Exercise prompt = Go through the material and pull out every line with the string "mentors" in it.
— START —
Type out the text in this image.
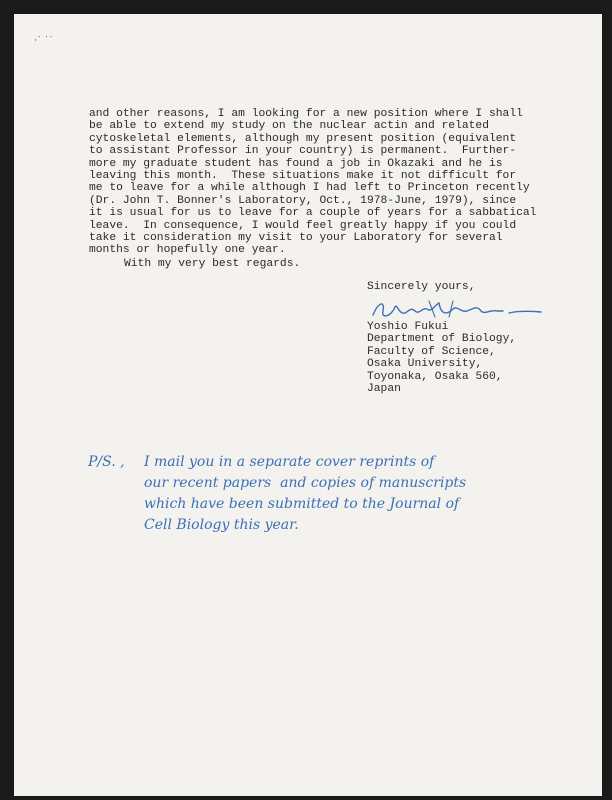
·˙ ˙˙
and other reasons, I am looking for a new position where I shall
be able to extend my study on the nuclear actin and related
cytoskeletal elements, although my present position (equivalent
to assistant Professor in your country) is permanent.  Further-
more my graduate student has found a job in Okazaki and he is
leaving this month.  These situations make it not difficult for
me to leave for a while although I had left to Princeton recently
(Dr. John T. Bonner's Laboratory, Oct., 1978-June, 1979), since
it is usual for us to leave for a couple of years for a sabbatical
leave.  In consequence, I would feel greatly happy if you could
take it consideration my visit to your Laboratory for several
months or hopefully one year.

With my very best regards.

Sincerely yours,

Yoshio Fukui
Department of Biology,
Faculty of Science,
Osaka University,
Toyonaka, Osaka 560,
Japan

P/S. , I mail you in a separate cover reprints of
our recent papers  and copies of manuscripts
which have been submitted to the Journal of
Cell Biology this year.
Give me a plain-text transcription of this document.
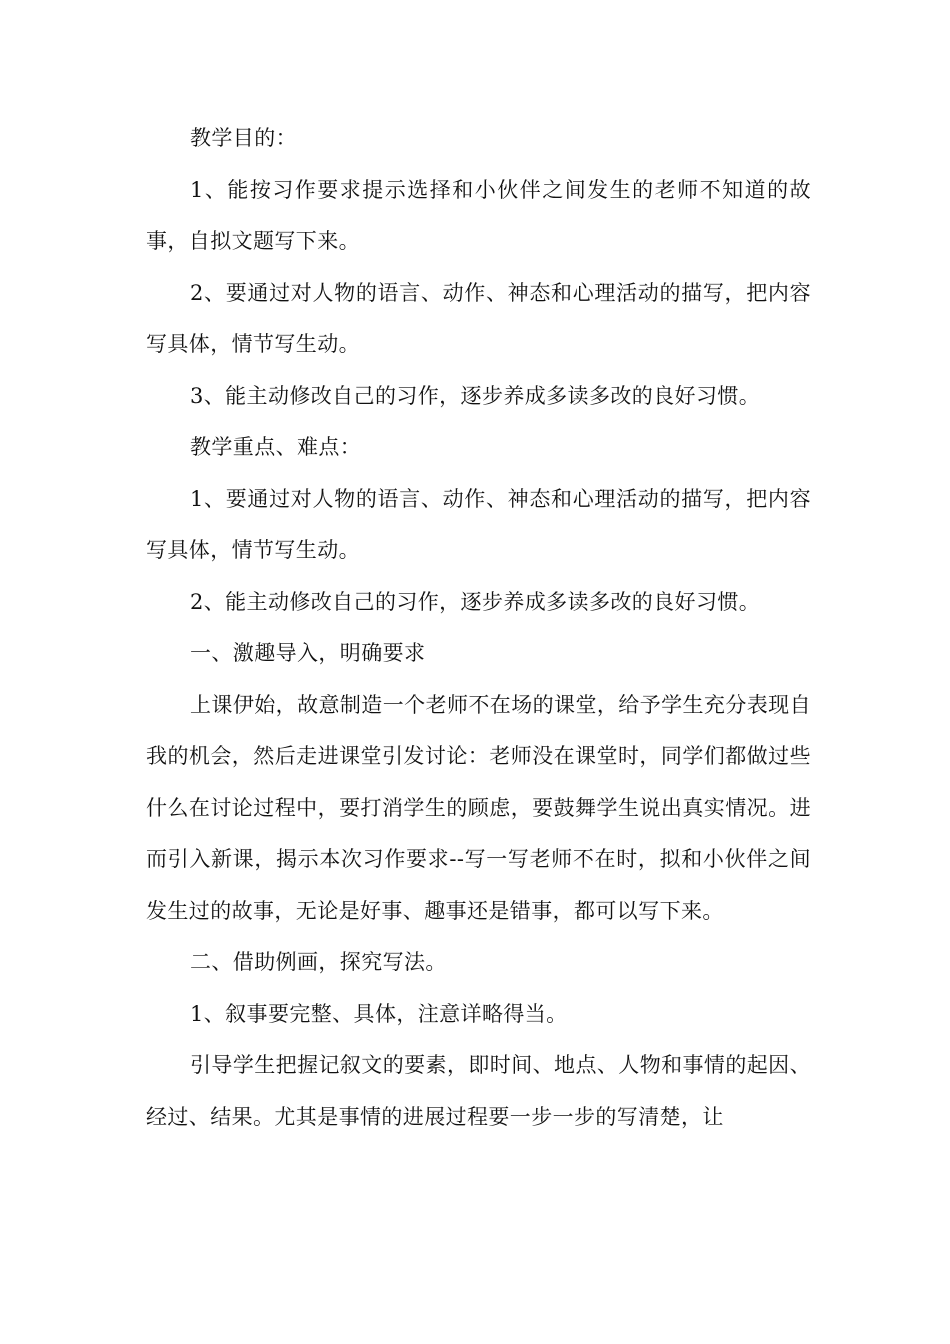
教学目的：

1、能按习作要求提示选择和小伙伴之间发生的老师不知道的故事，自拟文题写下来。

2、要通过对人物的语言、动作、神态和心理活动的描写，把内容写具体，情节写生动。

3、能主动修改自己的习作，逐步养成多读多改的良好习惯。

教学重点、难点：

1、要通过对人物的语言、动作、神态和心理活动的描写，把内容写具体，情节写生动。

2、能主动修改自己的习作，逐步养成多读多改的良好习惯。

一、激趣导入，明确要求

上课伊始，故意制造一个老师不在场的课堂，给予学生充分表现自我的机会，然后走进课堂引发讨论：老师没在课堂时，同学们都做过些什么在讨论过程中，要打消学生的顾虑，要鼓舞学生说出真实情况。进而引入新课，揭示本次习作要求--写一写老师不在时，拟和小伙伴之间发生过的故事，无论是好事、趣事还是错事，都可以写下来。

二、借助例画，探究写法。

1、叙事要完整、具体，注意详略得当。

引导学生把握记叙文的要素，即时间、地点、人物和事情的起因、经过、结果。尤其是事情的进展过程要一步一步的写清楚，让
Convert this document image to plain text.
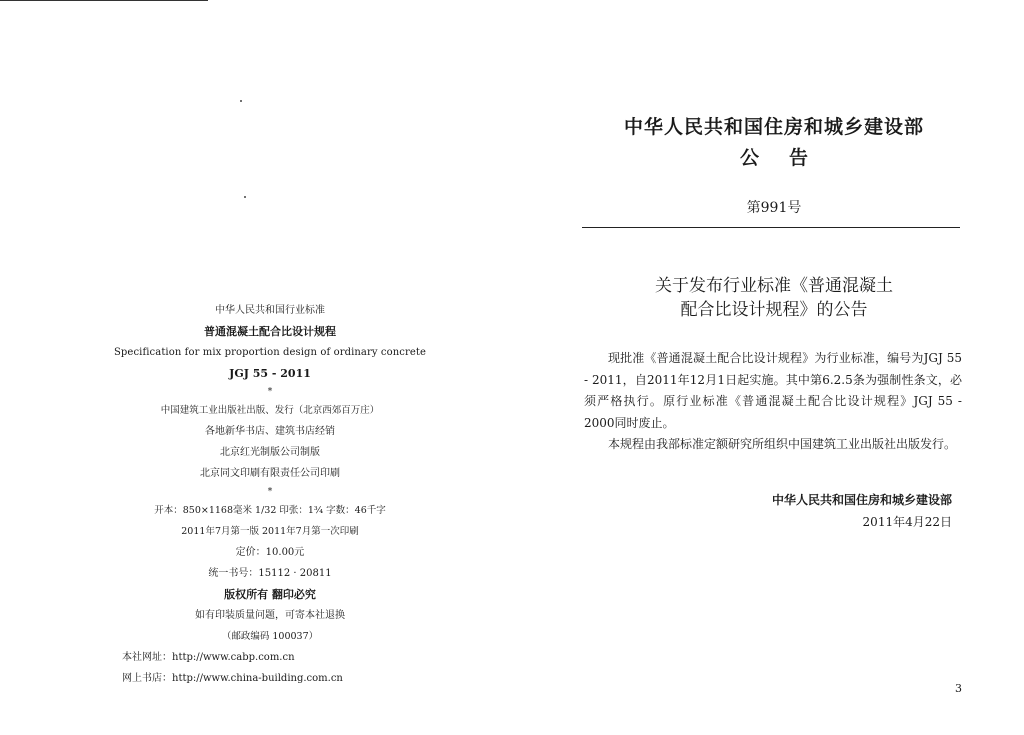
中华人民共和国行业标准
普通混凝土配合比设计规程
Specification for mix proportion design of ordinary concrete
JGJ 55 - 2011
*
中国建筑工业出版社出版、发行（北京西郊百万庄）
各地新华书店、建筑书店经销
北京红光制版公司制版
北京同文印刷有限责任公司印刷
*
开本：850×1168毫米 1/32 印张：1¾ 字数：46千字
2011年7月第一版 2011年7月第一次印刷
定价：10.00元
统一书号：15112 · 20811
版权所有 翻印必究
如有印装质量问题，可寄本社退换
（邮政编码 100037）
本社网址：http://www.cabp.com.cn
网上书店：http://www.china-building.com.cn
中华人民共和国住房和城乡建设部
公告
第991号
关于发布行业标准《普通混凝土
配合比设计规程》的公告

现批准《普通混凝土配合比设计规程》为行业标准，编号为JGJ 55 - 2011，自2011年12月1日起实施。其中第6.2.5条为强制性条文，必须严格执行。原行业标准《普通混凝土配合比设计规程》JGJ 55 - 2000同时废止。

本规程由我部标准定额研究所组织中国建筑工业出版社出版发行。

中华人民共和国住房和城乡建设部
2011年4月22日
3
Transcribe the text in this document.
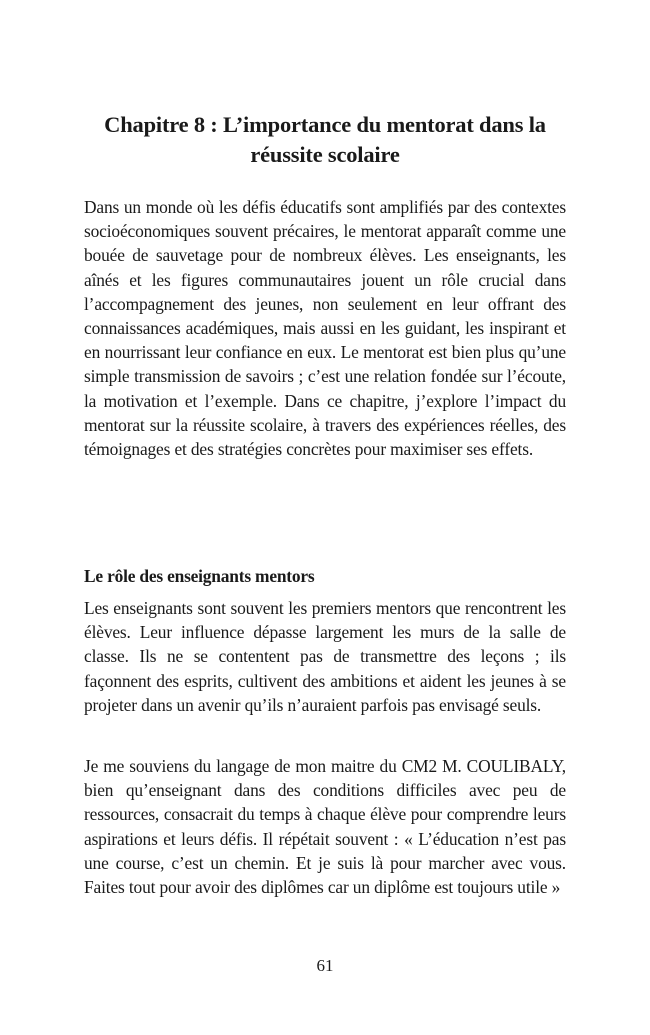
Chapitre 8 : L’importance du mentorat dans la
réussite scolaire

Dans un monde où les défis éducatifs sont amplifiés par des contextes socioéconomiques souvent précaires, le mentorat apparaît comme une bouée de sauvetage pour de nombreux élèves. Les enseignants, les aînés et les figures communautaires jouent un rôle crucial dans l’accompagnement des jeunes, non seulement en leur offrant des connaissances académiques, mais aussi en les guidant, les inspirant et en nourrissant leur confiance en eux. Le mentorat est bien plus qu’une simple transmission de savoirs ; c’est une relation fondée sur l’écoute, la motivation et l’exemple. Dans ce chapitre, j’explore l’impact du mentorat sur la réussite scolaire, à travers des expériences réelles, des témoignages et des stratégies concrètes pour maximiser ses effets.

Le rôle des enseignants mentors

Les enseignants sont souvent les premiers mentors que rencontrent les élèves. Leur influence dépasse largement les murs de la salle de classe. Ils ne se contentent pas de transmettre des leçons ; ils façonnent des esprits, cultivent des ambitions et aident les jeunes à se projeter dans un avenir qu’ils n’auraient parfois pas envisagé seuls.

Je me souviens du langage de mon maitre du CM2 M. COULIBALY, bien qu’enseignant dans des conditions difficiles avec peu de ressources, consacrait du temps à chaque élève pour comprendre leurs aspirations et leurs défis. Il répétait souvent : « L’éducation n’est pas une course, c’est un chemin. Et je suis là pour marcher avec vous. Faites tout pour avoir des diplômes car un diplôme est toujours utile »

61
— END —
Exercise answer =
Le rôle des enseignants mentors
Les enseignants sont souvent les premiers mentors que rencontrent les élèves. Leur influence dépasse largement les murs de la salle de classe. Ils ne se contentent pas de transmettre des leçons ; ils façonnent des esprits, cultivent des ambitions et aident les jeunes à se projeter dans un avenir qu’ils n’auraient parfois pas envisagé seuls.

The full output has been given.